-- Start --

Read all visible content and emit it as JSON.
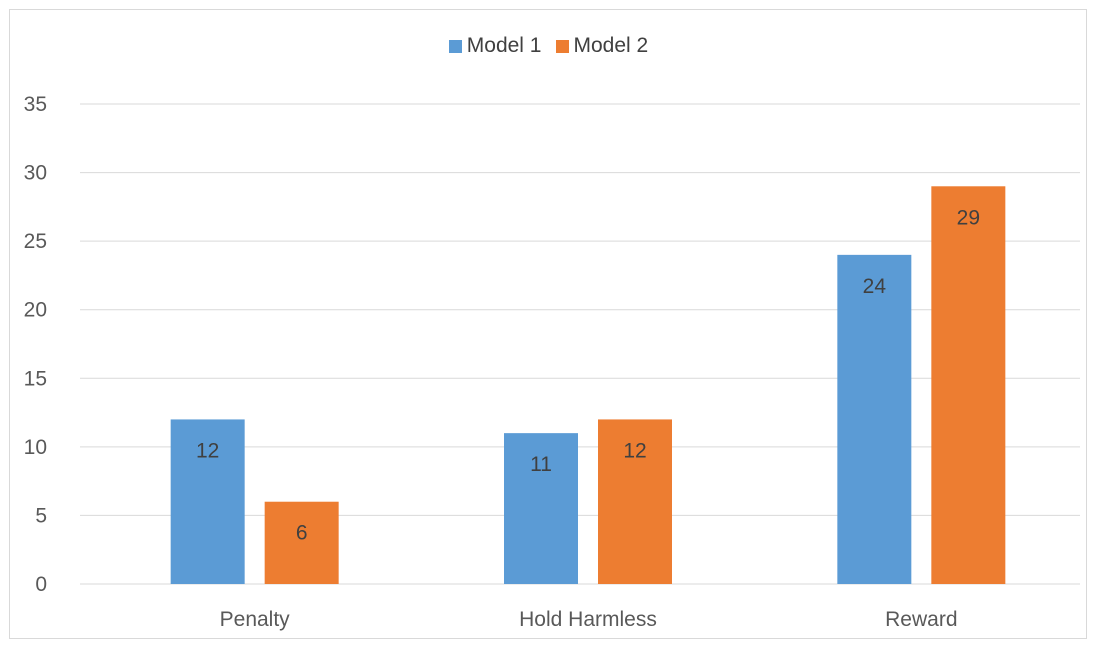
{
  "chart_data": {
    "type": "bar",
    "categories": [
      "Penalty",
      "Hold Harmless",
      "Reward"
    ],
    "series": [
      {
        "name": "Model 1",
        "color": "#5B9BD5",
        "values": [
          12,
          11,
          24
        ]
      },
      {
        "name": "Model 2",
        "color": "#ED7D31",
        "values": [
          6,
          12,
          29
        ]
      }
    ],
    "title": "",
    "xlabel": "",
    "ylabel": "",
    "ylim": [
      0,
      35
    ],
    "yticks": [
      0,
      5,
      10,
      15,
      20,
      25,
      30,
      35
    ],
    "grid": true,
    "legend_position": "top",
    "data_labels": true,
    "gridline_color": "#d9d9d9"
  }
}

-- End --

• **Goal**
Take the data above and repeat it exactly, leaving each picture out.

• **Answer**
Read all visible content and emit it as JSON.
{
  "chart_data": {
    "type": "bar",
    "categories": [
      "Penalty",
      "Hold Harmless",
      "Reward"
    ],
    "series": [
      {
        "name": "Model 1",
        "color": "#5B9BD5",
        "values": [
          12,
          11,
          24
        ]
      },
      {
        "name": "Model 2",
        "color": "#ED7D31",
        "values": [
          6,
          12,
          29
        ]
      }
    ],
    "title": "",
    "xlabel": "",
    "ylabel": "",
    "ylim": [
      0,
      35
    ],
    "yticks": [
      0,
      5,
      10,
      15,
      20,
      25,
      30,
      35
    ],
    "grid": true,
    "legend_position": "top",
    "data_labels": true,
    "gridline_color": "#d9d9d9"
  }
}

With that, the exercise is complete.